Below are some entries. Copy each line that holds the string "normal".
--- START OF DATASET EXTRACT ---
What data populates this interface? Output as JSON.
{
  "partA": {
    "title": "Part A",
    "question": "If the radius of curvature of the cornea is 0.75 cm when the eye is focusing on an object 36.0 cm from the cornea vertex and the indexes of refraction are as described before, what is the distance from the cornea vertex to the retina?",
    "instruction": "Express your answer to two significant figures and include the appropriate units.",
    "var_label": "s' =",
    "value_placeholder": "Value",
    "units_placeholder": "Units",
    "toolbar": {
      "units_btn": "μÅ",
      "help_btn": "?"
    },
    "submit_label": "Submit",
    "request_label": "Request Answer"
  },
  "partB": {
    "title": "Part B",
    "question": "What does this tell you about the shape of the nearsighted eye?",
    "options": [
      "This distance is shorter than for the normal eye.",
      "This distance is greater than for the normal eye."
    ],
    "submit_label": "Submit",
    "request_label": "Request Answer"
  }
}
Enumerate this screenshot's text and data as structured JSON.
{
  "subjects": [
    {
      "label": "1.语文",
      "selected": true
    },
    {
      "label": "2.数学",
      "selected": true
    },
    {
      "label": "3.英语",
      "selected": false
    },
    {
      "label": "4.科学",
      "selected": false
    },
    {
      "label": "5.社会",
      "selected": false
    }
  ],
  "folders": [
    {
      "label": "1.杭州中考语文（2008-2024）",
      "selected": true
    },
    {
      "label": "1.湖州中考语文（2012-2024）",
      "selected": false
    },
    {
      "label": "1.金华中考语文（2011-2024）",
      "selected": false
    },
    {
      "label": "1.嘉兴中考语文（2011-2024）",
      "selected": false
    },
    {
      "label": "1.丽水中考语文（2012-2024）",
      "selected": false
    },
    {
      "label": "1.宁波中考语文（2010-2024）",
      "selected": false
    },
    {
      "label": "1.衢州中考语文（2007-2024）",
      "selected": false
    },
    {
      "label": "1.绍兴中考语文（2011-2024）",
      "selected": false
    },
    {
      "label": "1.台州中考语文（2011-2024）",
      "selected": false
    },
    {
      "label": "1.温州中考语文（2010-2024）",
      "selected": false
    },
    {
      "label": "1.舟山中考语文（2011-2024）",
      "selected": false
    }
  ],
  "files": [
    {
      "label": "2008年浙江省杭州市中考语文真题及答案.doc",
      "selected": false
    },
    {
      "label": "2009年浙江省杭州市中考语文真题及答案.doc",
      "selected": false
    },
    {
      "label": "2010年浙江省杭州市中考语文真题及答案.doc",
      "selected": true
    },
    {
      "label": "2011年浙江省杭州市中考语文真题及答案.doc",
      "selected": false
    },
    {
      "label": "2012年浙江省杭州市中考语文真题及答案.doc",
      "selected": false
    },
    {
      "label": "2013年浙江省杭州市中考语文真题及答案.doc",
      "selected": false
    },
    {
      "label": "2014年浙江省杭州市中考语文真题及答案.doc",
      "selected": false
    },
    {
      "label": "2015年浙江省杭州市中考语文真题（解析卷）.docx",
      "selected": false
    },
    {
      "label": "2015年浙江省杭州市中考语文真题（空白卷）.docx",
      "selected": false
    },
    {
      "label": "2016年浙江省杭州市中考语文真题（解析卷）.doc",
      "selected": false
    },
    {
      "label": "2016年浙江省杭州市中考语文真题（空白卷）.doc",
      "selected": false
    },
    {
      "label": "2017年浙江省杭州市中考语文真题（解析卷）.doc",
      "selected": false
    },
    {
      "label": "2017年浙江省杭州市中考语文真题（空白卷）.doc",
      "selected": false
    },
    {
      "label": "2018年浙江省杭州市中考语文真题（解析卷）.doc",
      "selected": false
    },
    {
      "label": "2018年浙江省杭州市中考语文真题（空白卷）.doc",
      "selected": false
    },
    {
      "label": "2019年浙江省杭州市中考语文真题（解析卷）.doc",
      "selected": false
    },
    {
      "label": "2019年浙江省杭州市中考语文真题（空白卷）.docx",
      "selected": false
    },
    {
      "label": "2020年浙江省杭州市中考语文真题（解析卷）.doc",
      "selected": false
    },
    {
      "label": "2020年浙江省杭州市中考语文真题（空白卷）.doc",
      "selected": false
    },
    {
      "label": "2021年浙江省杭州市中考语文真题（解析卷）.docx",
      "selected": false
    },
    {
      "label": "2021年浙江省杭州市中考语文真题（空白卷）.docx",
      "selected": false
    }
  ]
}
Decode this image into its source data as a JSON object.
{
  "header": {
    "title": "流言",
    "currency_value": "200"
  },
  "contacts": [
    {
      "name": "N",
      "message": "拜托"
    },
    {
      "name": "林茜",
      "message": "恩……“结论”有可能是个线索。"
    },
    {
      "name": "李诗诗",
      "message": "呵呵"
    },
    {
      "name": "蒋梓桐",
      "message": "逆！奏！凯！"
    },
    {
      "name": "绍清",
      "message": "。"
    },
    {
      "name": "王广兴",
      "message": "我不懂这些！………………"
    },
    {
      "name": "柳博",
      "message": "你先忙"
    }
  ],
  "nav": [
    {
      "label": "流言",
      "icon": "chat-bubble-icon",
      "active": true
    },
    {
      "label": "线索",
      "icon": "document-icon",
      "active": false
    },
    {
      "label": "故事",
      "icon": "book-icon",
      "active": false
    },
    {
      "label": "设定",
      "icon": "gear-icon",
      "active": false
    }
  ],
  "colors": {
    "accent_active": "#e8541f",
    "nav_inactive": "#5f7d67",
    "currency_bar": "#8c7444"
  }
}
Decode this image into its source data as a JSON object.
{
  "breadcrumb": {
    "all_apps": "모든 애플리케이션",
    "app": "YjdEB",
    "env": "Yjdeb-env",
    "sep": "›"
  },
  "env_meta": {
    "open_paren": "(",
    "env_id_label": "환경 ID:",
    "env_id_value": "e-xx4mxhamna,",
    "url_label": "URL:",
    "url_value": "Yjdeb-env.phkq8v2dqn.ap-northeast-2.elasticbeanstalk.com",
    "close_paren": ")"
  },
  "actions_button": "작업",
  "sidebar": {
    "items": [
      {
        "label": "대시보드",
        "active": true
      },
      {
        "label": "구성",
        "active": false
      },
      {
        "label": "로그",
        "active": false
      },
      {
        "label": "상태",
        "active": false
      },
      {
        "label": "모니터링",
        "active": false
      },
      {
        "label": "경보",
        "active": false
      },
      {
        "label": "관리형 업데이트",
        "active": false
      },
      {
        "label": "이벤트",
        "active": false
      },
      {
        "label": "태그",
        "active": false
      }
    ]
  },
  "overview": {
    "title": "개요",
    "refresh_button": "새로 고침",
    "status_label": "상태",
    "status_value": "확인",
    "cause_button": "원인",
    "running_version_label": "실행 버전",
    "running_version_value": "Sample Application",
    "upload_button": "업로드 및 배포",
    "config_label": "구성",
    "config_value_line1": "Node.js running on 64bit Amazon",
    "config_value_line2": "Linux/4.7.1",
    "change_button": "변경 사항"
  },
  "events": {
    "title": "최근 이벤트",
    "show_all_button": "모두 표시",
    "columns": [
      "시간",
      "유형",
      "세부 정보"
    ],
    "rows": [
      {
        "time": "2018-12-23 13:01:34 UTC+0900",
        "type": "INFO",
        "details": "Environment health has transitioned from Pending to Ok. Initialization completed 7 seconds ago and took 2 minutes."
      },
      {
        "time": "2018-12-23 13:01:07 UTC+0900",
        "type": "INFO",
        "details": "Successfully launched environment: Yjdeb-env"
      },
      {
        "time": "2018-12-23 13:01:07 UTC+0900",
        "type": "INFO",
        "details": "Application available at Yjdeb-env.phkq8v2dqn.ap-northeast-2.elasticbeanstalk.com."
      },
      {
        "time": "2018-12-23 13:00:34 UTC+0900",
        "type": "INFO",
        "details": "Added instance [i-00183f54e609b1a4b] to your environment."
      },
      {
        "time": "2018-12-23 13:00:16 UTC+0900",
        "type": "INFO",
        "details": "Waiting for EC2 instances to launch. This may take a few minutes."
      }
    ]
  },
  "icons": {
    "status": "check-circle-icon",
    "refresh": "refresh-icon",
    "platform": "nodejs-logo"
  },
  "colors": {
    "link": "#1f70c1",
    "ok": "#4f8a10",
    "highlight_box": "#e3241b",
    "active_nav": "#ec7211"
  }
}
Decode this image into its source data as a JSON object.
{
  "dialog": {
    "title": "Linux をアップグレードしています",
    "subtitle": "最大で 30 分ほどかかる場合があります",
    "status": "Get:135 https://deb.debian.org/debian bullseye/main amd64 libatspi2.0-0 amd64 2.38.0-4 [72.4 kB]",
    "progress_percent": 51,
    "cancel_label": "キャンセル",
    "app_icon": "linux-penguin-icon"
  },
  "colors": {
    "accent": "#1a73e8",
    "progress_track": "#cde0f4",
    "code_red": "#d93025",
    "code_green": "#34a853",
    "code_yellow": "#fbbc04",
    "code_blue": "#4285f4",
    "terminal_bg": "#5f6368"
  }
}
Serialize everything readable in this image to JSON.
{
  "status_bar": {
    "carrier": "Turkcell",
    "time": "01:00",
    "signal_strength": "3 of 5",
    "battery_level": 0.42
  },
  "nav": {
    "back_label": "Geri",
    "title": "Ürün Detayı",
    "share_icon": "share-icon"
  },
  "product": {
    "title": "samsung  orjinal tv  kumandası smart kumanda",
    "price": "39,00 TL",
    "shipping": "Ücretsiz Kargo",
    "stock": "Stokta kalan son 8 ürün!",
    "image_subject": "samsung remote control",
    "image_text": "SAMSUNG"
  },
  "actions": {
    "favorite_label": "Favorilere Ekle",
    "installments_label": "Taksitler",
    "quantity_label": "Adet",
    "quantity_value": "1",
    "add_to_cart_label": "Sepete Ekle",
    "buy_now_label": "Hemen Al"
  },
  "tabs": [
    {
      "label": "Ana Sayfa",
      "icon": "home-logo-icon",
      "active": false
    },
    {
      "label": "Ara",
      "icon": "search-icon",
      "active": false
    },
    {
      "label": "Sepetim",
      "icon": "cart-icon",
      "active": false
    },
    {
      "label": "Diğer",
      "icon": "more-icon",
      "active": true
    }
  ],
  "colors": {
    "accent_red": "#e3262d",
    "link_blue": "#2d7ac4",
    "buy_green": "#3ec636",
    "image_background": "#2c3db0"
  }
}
--- END OF DATASET EXTRACT ---
THE REPLY:
      "This distance is shorter than for the normal eye.",
      "This distance is greater than for the normal eye."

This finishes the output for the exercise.